• [WHAT TO WORK ON]: Pick out the lines containing "若以骑兵自上流绝生米渡".
-- START --
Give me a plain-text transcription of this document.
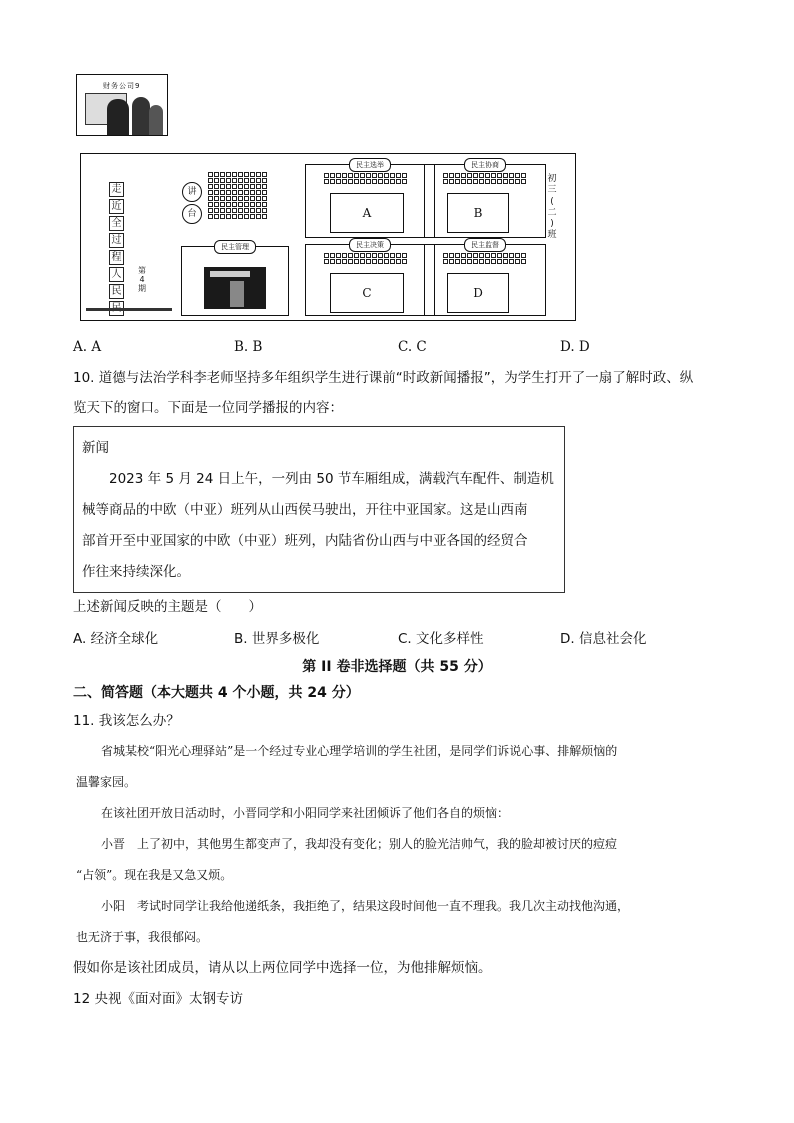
财务公司9
走
近
全
过
程
人
民
第
4
期
讲
台
民主管理
民主选举
A
民主协商
B
民主决策
C
民主监督
D
初
三
(
二
)
班
A. A	B. B	C. C	D. D
10. 道德与法治学科李老师坚持多年组织学生进行课前“时政新闻播报”，为学生打开了一扇了解时政、纵
览天下的窗口。下面是一位同学播报的内容：
新闻
2023 年 5 月 24 日上午，一列由 50 节车厢组成，满载汽车配件、制造机
械等商品的中欧（中亚）班列从山西侯马驶出，开往中亚国家。这是山西南
部首开至中亚国家的中欧（中亚）班列，内陆省份山西与中亚各国的经贸合
作往来持续深化。
上述新闻反映的主题是（　　）
A. 经济全球化	B. 世界多极化	C. 文化多样性	D. 信息社会化
第 II 卷非选择题（共 55 分）
二、简答题（本大题共 4 个小题，共 24 分）
11. 我该怎么办？
省城某校“阳光心理驿站”是一个经过专业心理学培训的学生社团，是同学们诉说心事、排解烦恼的
温馨家园。
在该社团开放日活动时，小晋同学和小阳同学来社团倾诉了他们各自的烦恼：
小晋　上了初中，其他男生都变声了，我却没有变化；别人的脸光洁帅气，我的脸却被讨厌的痘痘
“占领”。现在我是又急又烦。
小阳　考试时同学让我给他递纸条，我拒绝了，结果这段时间他一直不理我。我几次主动找他沟通，
也无济于事，我很郁闷。
假如你是该社团成员，请从以上两位同学中选择一位，为他排解烦恼。
12 央视《面对面》太钢专访
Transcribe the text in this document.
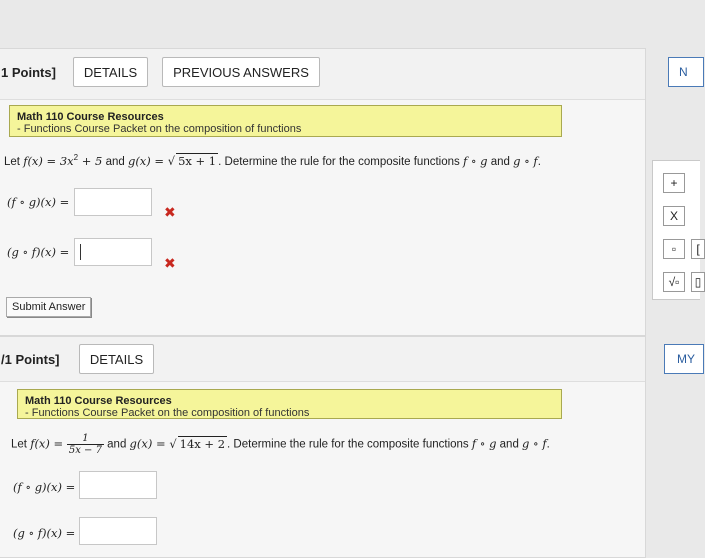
1 Points]	DETAILS	PREVIOUS ANSWERS
Math 110 Course Resources
- Functions Course Packet on the composition of functions
Let $f(x) = 3x^2 + 5$ and g(x) = √ 5x + 1 . Determine the rule for the composite functions f ∘ g and g ∘ f.
(f ∘ g)(x) =
✖
(g ∘ f)(x) =
✖
Submit Answer
+
X
▫	[
√▫	▯
N
/1 Points]	DETAILS
Math 110 Course Resources
- Functions Course Packet on the composition of functions
Let $f(x) = \frac{1}{5x - 7}$ and g(x) = √ 14x + 2 . Determine the rule for the composite functions f ∘ g and g ∘ f.
(f ∘ g)(x) =
(g ∘ f)(x) =
MY
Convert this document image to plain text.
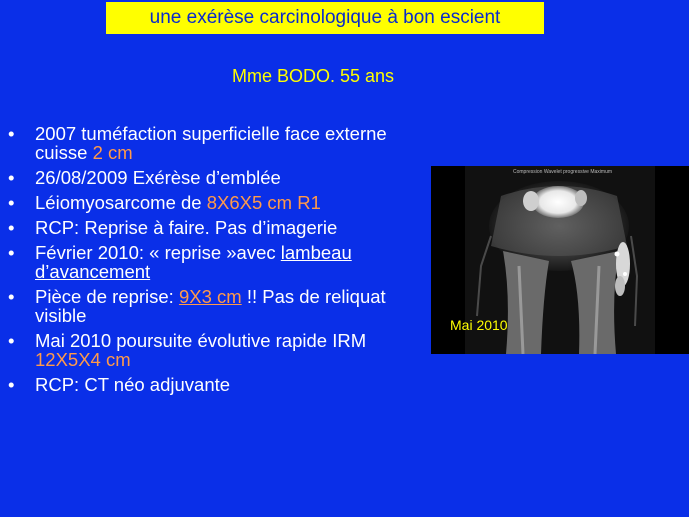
une exérèse carcinologique à bon escient
Mme BODO. 55 ans
• 2007 tuméfaction superficielle face externe cuisse 2 cm
• 26/08/2009 Exérèse d’emblée
• Léiomyosarcome de 8X6X5 cm R1
• RCP: Reprise à faire. Pas d’imagerie
• Février 2010: « reprise »avec lambeau d’avancement
• Pièce de reprise: 9X3 cm !! Pas de reliquat visible
• Mai 2010 poursuite évolutive rapide IRM 12X5X4 cm
• RCP: CT néo adjuvante
Compression Wavelet progressive Maximum
Mai 2010
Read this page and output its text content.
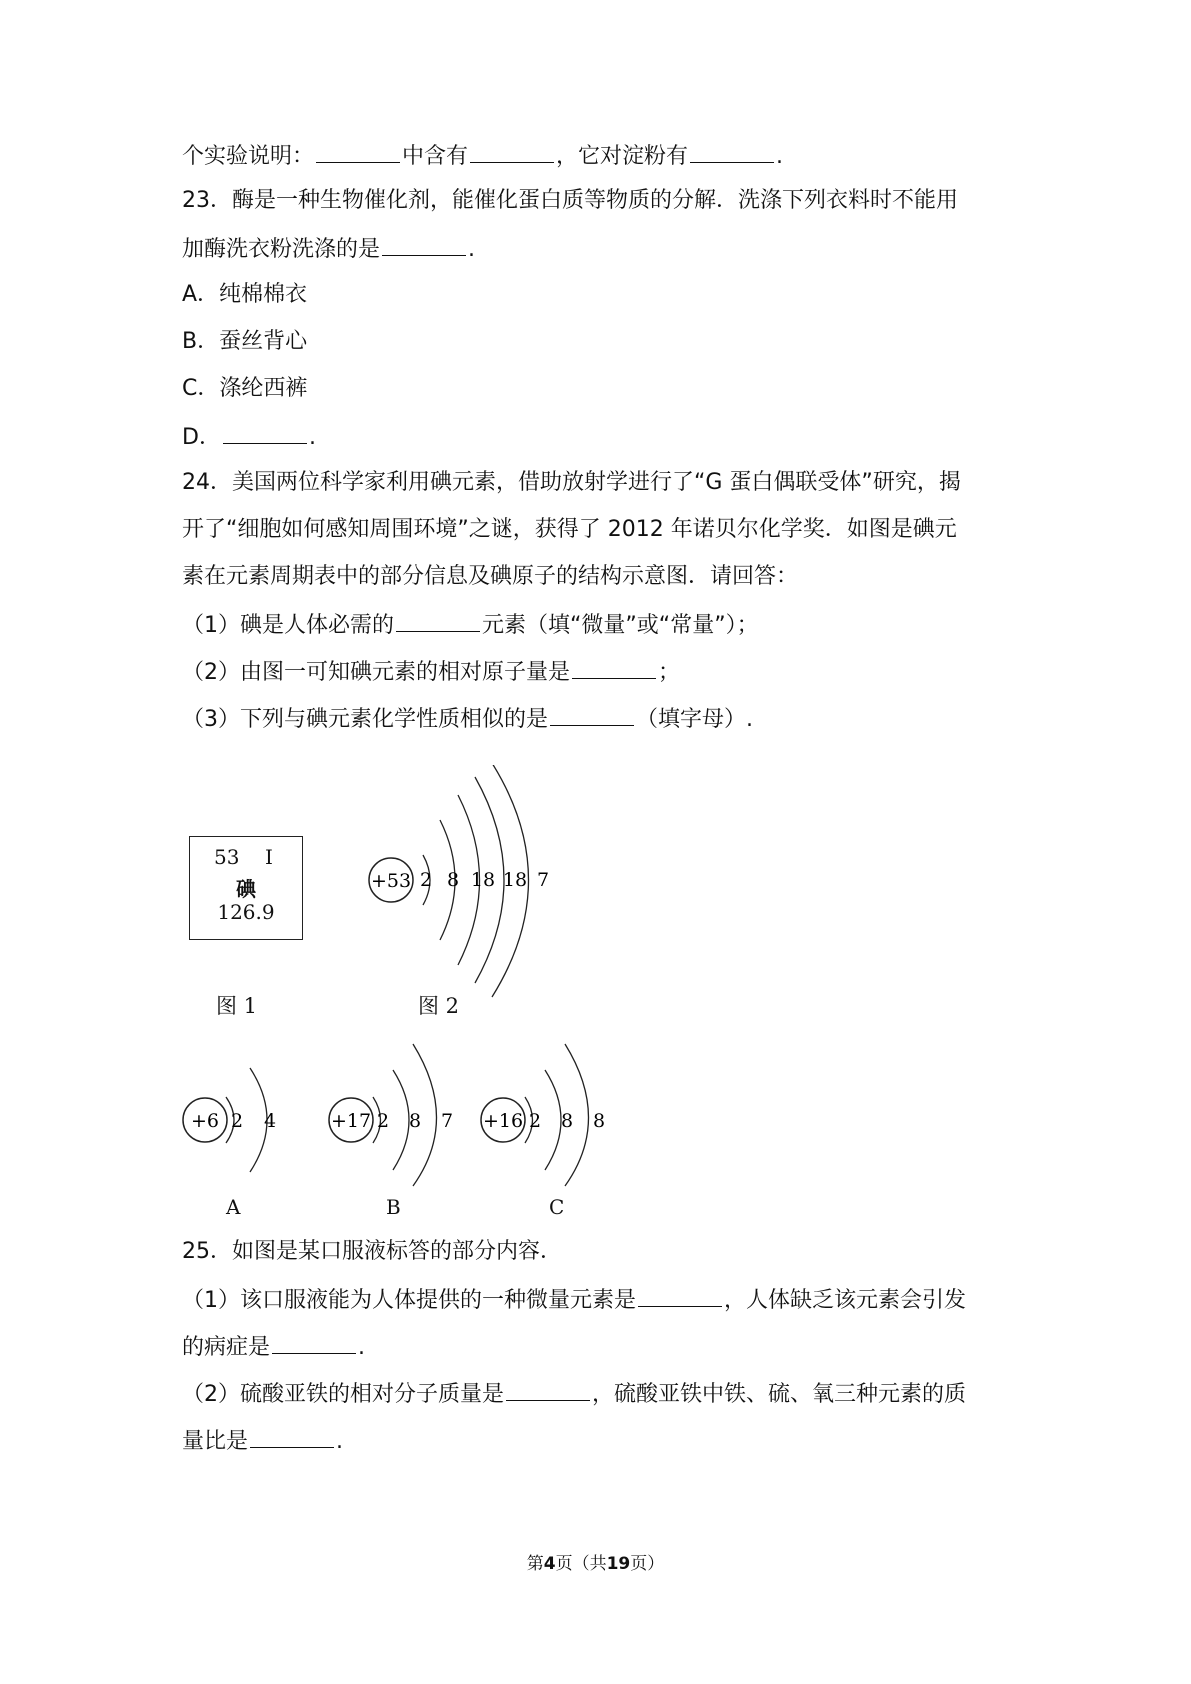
个实验说明：	中含有	，它对淀粉有	.
23．酶是一种生物催化剂，能催化蛋白质等物质的分解．洗涤下列衣料时不能用
加酶洗衣粉洗涤的是	.
A．纯棉棉衣
B．蚕丝背心
C．涤纶西裤
D．	.
24．美国两位科学家利用碘元素，借助放射学进行了“G 蛋白偶联受体”研究，揭
开了“细胞如何感知周围环境”之谜，获得了 2012 年诺贝尔化学奖．如图是碘元
素在元素周期表中的部分信息及碘原子的结构示意图．请回答：
（1）碘是人体必需的	元素（填“微量”或“常量”）；
（2）由图一可知碘元素的相对原子量是	；
（3）下列与碘元素化学性质相似的是	（填字母）.
53 I
碘
126.9
图 1
+53 2 8 18 18 7
图 2
+6 2 4
A
+17 2 8 7
B
+16 2 8 8
C
25．如图是某口服液标答的部分内容．
（1）该口服液能为人体提供的一种微量元素是	，人体缺乏该元素会引发
的病症是	.
（2）硫酸亚铁的相对分子质量是	，硫酸亚铁中铁、硫、氧三种元素的质
量比是	.
第4页（共19页）
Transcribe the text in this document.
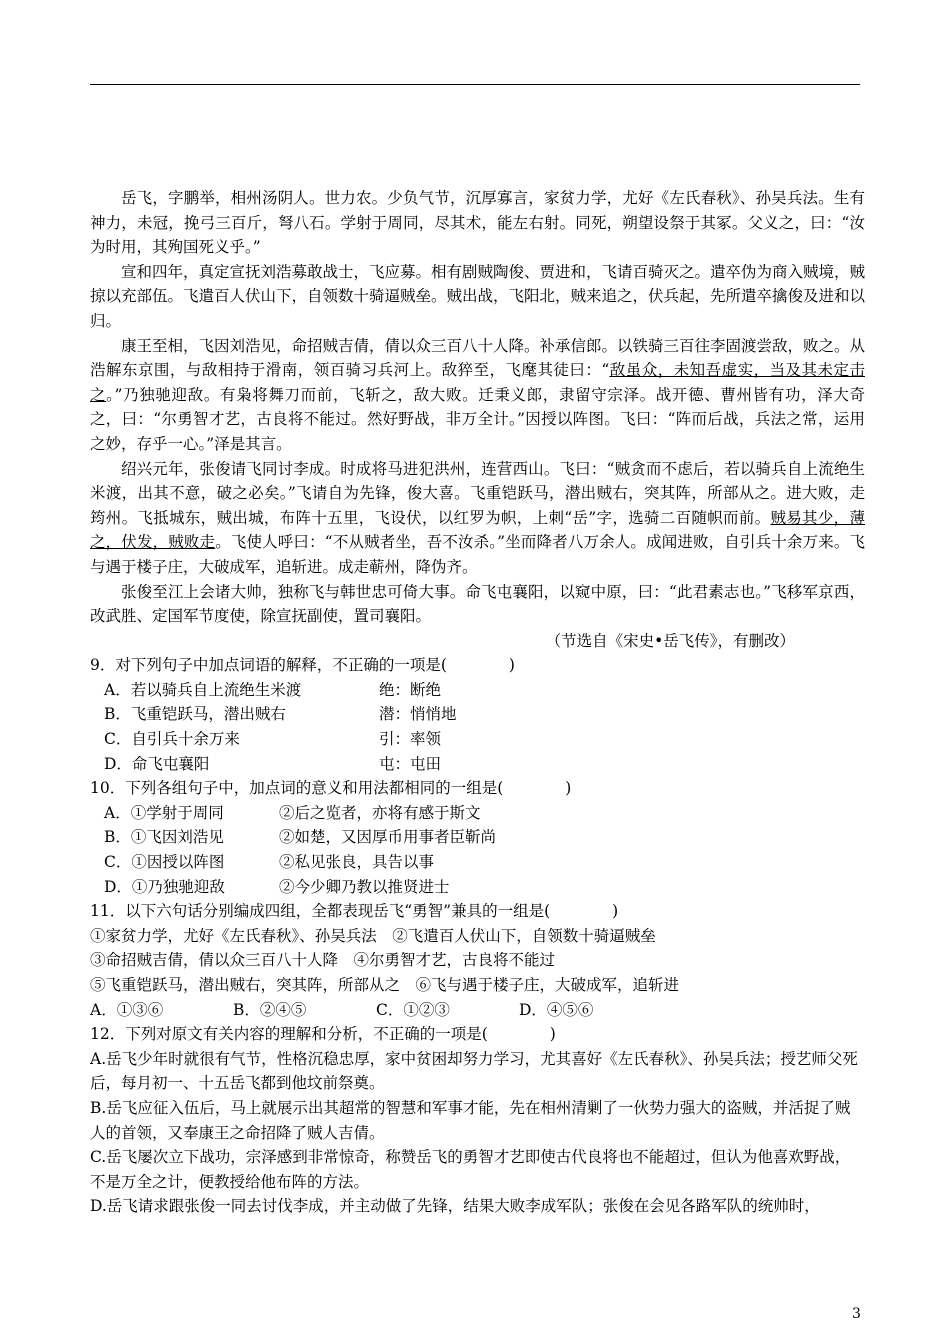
岳飞，字鹏举，相州汤阴人。世力农。少负气节，沉厚寡言，家贫力学，尤好《左氏春秋》、孙吴兵法。生有神力，未冠，挽弓三百斤，弩八石。学射于周同，尽其术，能左右射。同死，朔望设祭于其冢。父义之，曰：“汝为时用，其殉国死义乎。”

宣和四年，真定宣抚刘浩募敢战士，飞应募。相有剧贼陶俊、贾进和，飞请百骑灭之。遣卒伪为商入贼境，贼掠以充部伍。飞遣百人伏山下，自领数十骑逼贼垒。贼出战，飞阳北，贼来追之，伏兵起，先所遣卒擒俊及进和以归。

康王至相，飞因刘浩见，命招贼吉倩，倩以众三百八十人降。补承信郎。以铁骑三百往李固渡尝敌，败之。从浩解东京围，与敌相持于滑南，领百骑习兵河上。敌猝至，飞麾其徒曰：“敌虽众，未知吾虚实，当及其未定击之。”乃独驰迎敌。有枭将舞刀而前，飞斩之，敌大败。迁秉义郎，隶留守宗泽。战开德、曹州皆有功，泽大奇之，曰：“尔勇智才艺，古良将不能过。然好野战，非万全计。”因授以阵图。飞曰：“阵而后战，兵法之常，运用之妙，存乎一心。”泽是其言。

绍兴元年，张俊请飞同讨李成。时成将马进犯洪州，连营西山。飞曰：“贼贪而不虑后，若以骑兵自上流绝生米渡，出其不意，破之必矣。”飞请自为先锋，俊大喜。飞重铠跃马，潜出贼右，突其阵，所部从之。进大败，走筠州。飞抵城东，贼出城，布阵十五里，飞设伏，以红罗为帜，上刺“岳”字，选骑二百随帜而前。贼易其少，薄之，伏发，贼败走。飞使人呼曰：“不从贼者坐，吾不汝杀。”坐而降者八万余人。成闻进败，自引兵十余万来。飞与遇于楼子庄，大破成军，追斩进。成走蕲州，降伪齐。

张俊至江上会诸大帅，独称飞与韩世忠可倚大事。命飞屯襄阳，以窥中原，曰：“此君素志也。”飞移军京西，改武胜、定国军节度使，除宣抚副使，置司襄阳。

（节选自《宋史•岳飞传》，有删改）

9．对下列句子中加点词语的解释，不正确的一项是(　　　　)

A．若以骑兵自上流绝生米渡	绝：断绝

B．飞重铠跃马，潜出贼右	潜：悄悄地

C．自引兵十余万来	引：率领

D．命飞屯襄阳	屯：屯田

10．下列各组句子中，加点词的意义和用法都相同的一组是(　　　　)

A．①学射于周同	②后之览者，亦将有感于斯文

B．①飞因刘浩见	②如楚，又因厚币用事者臣靳尚

C．①因授以阵图	②私见张良，具告以事

D．①乃独驰迎敌	②今少卿乃教以推贤进士

11．以下六句话分别编成四组，全都表现岳飞“勇智”兼具的一组是(　　　　)

①家贫力学，尤好《左氏春秋》、孙吴兵法　②飞遣百人伏山下，自领数十骑逼贼垒

③命招贼吉倩，倩以众三百八十人降　④尔勇智才艺，古良将不能过

⑤飞重铠跃马，潜出贼右，突其阵，所部从之　⑥飞与遇于楼子庄，大破成军，追斩进

A．①③⑥	B．②④⑤	C．①②③	D．④⑤⑥

12．下列对原文有关内容的理解和分析，不正确的一项是(　　　　)

A.岳飞少年时就很有气节，性格沉稳忠厚，家中贫困却努力学习，尤其喜好《左氏春秋》、孙吴兵法；授艺师父死后，每月初一、十五岳飞都到他坟前祭奠。

B.岳飞应征入伍后，马上就展示出其超常的智慧和军事才能，先在相州清剿了一伙势力强大的盗贼，并活捉了贼人的首领，又奉康王之命招降了贼人吉倩。

C.岳飞屡次立下战功，宗泽感到非常惊奇，称赞岳飞的勇智才艺即使古代良将也不能超过，但认为他喜欢野战，不是万全之计，便教授给他布阵的方法。

D.岳飞请求跟张俊一同去讨伐李成，并主动做了先锋，结果大败李成军队；张俊在会见各路军队的统帅时，

3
-- END --
• [ANSWER TO THIS EXERCISE]:
绍兴元年，张俊请飞同讨李成。时成将马进犯洪州，连营西山。飞曰：“贼贪而不虑后，若以骑兵自上流绝生米渡，出其不意，破之必矣。”飞请自为先锋，俊大喜。飞重铠跃马，潜出贼右，突其阵，所部从之。进大败，走筠州。飞抵城东，贼出城，布阵十五里，飞设伏，以红罗为帜，上刺“岳”字，选骑二百随帜而前。贼易其少，薄之，伏发，贼败走。飞使人呼曰：“不从贼者坐，吾不汝杀。”坐而降者八万余人。成闻进败，自引兵十余万来。飞与遇于楼子庄，大破成军，追斩进。成走蕲州，降伪齐。
A．若以骑兵自上流绝生米渡	绝：断绝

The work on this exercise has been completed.